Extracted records
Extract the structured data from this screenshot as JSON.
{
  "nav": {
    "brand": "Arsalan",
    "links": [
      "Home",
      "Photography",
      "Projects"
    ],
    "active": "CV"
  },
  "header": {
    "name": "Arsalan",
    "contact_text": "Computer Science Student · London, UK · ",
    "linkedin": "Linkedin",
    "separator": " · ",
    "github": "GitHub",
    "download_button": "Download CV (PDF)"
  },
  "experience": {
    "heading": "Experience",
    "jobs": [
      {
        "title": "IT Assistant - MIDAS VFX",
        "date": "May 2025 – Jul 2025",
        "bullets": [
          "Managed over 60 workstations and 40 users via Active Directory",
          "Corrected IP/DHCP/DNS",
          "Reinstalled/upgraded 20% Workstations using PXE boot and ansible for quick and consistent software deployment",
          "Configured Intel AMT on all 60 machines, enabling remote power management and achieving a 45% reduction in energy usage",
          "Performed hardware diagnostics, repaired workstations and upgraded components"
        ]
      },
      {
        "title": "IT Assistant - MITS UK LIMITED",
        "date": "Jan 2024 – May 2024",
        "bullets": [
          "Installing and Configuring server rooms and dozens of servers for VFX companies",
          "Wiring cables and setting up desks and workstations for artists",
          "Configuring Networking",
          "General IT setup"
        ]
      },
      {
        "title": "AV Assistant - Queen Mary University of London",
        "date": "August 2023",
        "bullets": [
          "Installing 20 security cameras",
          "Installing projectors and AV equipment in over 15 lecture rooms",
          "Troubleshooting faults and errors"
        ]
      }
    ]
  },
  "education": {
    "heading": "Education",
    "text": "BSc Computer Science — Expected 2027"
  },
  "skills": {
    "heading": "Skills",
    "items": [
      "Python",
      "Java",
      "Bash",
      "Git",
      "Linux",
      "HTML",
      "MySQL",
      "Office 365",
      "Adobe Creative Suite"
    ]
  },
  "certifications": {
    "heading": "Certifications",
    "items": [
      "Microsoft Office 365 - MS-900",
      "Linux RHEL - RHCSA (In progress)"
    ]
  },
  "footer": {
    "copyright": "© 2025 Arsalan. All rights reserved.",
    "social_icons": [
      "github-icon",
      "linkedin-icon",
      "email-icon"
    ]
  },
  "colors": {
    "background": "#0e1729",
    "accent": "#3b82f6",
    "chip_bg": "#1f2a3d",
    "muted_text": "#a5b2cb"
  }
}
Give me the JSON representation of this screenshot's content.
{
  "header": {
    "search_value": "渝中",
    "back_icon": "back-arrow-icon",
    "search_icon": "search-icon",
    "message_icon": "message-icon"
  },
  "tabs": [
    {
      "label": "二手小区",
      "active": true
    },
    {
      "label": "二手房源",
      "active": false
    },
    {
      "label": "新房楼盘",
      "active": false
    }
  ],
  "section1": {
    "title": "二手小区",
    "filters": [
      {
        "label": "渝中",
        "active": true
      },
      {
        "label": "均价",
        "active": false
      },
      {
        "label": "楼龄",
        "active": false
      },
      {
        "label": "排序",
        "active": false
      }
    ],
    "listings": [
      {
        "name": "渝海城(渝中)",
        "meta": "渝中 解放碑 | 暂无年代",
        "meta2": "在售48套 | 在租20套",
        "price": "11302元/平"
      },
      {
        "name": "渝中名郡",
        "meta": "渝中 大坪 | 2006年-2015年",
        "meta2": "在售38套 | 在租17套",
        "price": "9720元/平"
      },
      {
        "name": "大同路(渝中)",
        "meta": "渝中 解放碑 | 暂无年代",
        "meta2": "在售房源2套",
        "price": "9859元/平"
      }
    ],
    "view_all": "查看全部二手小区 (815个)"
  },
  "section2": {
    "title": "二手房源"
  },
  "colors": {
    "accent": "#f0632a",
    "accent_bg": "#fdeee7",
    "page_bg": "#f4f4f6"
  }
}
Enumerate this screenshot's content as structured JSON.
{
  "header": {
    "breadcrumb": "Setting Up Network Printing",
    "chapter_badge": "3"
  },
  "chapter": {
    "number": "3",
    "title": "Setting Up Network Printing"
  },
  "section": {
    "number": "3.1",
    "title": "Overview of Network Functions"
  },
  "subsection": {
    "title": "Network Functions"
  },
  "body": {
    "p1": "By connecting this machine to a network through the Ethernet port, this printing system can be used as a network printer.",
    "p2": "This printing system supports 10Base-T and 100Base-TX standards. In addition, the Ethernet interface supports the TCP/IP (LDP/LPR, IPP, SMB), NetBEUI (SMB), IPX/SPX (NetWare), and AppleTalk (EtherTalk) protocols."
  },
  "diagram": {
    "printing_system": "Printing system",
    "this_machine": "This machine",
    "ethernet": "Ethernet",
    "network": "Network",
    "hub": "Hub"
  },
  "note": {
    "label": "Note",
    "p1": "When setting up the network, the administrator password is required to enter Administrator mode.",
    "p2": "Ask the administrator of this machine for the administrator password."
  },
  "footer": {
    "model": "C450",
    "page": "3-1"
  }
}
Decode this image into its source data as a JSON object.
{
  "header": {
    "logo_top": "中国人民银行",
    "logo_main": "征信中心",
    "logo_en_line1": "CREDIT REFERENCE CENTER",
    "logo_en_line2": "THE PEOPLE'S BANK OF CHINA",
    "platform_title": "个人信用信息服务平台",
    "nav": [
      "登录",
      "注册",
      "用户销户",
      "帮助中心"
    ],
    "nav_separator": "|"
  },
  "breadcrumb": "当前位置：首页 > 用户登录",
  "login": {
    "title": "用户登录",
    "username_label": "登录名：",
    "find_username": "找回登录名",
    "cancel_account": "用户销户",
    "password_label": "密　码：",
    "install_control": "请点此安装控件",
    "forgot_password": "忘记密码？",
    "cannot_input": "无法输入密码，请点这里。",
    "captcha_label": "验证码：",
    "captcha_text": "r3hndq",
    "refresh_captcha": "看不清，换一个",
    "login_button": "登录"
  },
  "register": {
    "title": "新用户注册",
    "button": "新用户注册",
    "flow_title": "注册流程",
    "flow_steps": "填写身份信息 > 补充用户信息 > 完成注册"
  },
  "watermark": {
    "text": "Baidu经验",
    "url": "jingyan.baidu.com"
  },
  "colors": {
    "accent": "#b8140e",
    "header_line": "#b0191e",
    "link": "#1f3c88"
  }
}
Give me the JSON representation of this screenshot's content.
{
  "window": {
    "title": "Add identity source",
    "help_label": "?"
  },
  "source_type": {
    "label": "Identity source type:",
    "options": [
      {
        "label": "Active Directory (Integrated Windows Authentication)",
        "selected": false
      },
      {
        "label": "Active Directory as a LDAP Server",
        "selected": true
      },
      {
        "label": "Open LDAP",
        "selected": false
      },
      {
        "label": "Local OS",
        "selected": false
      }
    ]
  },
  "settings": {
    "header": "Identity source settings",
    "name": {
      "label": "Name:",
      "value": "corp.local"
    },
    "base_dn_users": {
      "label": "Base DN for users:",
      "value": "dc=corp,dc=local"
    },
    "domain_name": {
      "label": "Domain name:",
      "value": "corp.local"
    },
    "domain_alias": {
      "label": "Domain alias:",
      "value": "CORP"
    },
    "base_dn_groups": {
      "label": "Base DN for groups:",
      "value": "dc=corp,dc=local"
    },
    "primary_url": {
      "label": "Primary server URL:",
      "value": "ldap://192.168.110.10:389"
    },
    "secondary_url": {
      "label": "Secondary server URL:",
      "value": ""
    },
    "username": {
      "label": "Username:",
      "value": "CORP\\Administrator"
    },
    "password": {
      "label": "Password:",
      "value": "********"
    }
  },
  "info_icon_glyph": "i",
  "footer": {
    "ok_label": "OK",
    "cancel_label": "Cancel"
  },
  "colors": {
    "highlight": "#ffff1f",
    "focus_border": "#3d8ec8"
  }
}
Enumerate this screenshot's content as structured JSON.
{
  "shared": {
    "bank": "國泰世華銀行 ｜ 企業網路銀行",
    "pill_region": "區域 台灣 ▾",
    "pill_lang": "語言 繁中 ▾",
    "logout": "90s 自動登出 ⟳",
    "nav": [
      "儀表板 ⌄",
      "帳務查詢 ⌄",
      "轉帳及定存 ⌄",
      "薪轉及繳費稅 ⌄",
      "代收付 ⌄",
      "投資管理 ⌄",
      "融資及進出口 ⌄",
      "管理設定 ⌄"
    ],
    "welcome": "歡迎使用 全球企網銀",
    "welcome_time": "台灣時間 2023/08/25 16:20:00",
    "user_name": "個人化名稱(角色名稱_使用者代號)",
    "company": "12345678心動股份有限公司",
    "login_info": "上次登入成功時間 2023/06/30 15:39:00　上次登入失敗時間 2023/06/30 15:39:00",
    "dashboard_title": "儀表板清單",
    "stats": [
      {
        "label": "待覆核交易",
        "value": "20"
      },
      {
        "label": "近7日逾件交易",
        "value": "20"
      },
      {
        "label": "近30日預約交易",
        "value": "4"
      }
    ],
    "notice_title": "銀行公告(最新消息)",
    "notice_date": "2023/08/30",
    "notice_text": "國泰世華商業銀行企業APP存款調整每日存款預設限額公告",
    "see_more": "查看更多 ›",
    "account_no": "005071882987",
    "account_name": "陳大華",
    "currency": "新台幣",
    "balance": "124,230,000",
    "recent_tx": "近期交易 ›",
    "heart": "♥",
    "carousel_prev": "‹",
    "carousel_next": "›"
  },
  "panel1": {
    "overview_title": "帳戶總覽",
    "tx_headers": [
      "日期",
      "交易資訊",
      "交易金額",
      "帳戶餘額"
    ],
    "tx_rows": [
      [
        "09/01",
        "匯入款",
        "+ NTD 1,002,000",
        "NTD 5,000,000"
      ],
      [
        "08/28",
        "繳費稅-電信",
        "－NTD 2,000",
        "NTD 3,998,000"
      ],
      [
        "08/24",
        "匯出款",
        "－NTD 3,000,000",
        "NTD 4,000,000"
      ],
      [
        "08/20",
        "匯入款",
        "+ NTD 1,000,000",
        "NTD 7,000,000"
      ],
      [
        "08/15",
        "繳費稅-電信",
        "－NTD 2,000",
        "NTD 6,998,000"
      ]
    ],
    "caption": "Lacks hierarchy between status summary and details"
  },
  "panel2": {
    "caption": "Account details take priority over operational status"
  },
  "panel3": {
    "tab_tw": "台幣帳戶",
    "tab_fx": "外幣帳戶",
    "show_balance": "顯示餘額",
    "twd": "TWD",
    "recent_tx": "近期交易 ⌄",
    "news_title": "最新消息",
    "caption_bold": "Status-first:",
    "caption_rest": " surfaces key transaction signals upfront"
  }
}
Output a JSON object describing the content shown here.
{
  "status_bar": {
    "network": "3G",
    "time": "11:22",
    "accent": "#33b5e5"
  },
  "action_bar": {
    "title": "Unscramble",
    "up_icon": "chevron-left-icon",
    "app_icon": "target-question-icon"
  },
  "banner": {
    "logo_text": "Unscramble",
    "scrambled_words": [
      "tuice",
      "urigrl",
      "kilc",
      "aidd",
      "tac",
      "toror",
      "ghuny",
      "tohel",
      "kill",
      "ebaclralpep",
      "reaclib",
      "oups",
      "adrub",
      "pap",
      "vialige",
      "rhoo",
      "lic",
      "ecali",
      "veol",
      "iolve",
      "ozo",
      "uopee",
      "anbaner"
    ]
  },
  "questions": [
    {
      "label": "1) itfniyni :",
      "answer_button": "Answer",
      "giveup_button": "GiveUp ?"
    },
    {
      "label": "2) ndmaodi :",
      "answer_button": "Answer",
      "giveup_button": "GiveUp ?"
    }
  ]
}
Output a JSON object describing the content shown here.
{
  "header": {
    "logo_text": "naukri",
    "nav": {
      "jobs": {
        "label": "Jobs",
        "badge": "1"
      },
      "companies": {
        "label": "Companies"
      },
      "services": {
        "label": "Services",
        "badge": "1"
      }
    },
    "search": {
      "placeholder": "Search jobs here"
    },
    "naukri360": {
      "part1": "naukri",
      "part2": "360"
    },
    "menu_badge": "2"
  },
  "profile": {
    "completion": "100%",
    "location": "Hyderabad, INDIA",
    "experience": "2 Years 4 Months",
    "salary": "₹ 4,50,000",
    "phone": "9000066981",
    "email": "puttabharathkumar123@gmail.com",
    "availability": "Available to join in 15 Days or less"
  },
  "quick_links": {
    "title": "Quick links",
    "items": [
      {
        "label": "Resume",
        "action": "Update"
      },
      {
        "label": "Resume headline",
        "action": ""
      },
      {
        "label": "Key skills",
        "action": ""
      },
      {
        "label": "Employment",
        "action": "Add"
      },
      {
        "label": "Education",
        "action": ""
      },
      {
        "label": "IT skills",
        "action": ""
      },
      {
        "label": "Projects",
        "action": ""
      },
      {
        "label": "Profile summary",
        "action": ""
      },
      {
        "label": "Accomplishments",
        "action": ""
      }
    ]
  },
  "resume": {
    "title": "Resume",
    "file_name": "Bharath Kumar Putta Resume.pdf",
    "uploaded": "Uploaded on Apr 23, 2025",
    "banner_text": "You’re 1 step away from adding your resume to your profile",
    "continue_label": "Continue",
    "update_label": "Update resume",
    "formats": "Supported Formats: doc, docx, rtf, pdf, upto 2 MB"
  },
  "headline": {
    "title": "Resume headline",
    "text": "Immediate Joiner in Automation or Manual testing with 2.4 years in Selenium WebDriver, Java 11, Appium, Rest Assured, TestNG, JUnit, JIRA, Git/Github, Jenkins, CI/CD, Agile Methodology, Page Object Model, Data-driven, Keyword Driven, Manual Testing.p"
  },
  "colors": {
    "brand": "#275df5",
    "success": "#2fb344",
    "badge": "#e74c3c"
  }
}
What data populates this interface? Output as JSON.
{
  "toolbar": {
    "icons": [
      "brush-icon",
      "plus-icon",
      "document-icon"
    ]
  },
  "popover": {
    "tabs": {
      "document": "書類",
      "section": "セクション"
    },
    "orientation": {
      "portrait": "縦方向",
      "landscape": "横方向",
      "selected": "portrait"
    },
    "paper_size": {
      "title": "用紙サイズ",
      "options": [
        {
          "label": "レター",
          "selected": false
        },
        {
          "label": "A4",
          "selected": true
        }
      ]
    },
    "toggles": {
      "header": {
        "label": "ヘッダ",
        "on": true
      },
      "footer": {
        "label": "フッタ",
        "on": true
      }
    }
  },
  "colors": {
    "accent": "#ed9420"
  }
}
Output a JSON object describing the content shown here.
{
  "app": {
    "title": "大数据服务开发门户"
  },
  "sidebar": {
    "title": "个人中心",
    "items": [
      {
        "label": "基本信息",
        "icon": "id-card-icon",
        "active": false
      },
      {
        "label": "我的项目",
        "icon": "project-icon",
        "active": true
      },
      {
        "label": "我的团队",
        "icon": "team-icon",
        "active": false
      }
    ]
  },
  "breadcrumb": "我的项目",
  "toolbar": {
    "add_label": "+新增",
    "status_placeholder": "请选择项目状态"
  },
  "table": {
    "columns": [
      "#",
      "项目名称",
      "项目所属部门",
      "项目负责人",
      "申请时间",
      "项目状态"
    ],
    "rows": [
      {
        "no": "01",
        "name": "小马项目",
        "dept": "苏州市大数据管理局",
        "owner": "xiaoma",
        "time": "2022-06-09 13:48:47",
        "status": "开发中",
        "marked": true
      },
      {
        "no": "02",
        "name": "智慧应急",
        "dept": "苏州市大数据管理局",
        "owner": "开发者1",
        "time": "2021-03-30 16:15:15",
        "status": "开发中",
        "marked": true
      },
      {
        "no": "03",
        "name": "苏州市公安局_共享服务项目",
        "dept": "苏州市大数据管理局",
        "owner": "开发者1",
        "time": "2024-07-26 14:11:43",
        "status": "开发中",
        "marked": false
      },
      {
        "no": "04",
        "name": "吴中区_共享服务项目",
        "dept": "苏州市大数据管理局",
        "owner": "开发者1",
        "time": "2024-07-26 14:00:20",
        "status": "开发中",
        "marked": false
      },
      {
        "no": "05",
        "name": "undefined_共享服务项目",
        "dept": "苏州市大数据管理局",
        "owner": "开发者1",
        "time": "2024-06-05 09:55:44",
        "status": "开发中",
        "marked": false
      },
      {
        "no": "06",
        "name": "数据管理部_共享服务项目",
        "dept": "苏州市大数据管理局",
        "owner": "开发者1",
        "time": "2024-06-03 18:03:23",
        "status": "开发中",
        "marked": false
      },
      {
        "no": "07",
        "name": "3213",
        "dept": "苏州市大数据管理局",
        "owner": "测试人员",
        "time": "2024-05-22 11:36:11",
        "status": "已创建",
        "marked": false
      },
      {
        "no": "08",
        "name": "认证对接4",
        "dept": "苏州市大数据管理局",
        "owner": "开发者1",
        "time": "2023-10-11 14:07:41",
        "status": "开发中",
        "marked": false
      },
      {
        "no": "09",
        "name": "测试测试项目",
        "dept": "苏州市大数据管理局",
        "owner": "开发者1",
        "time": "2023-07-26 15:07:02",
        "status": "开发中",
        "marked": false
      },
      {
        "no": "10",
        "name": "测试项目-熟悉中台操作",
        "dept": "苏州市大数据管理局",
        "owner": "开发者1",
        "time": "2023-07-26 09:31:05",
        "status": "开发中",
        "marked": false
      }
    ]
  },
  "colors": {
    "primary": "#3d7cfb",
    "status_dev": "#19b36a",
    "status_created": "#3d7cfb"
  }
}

WHAT THE TASK ASKS =>
Copy down every line of the material above that includes the string "London".

SOLUTION TO THIS TASK =>
    "contact_text": "Computer Science Student · London, UK · ",
        "title": "AV Assistant - Queen Mary University of London",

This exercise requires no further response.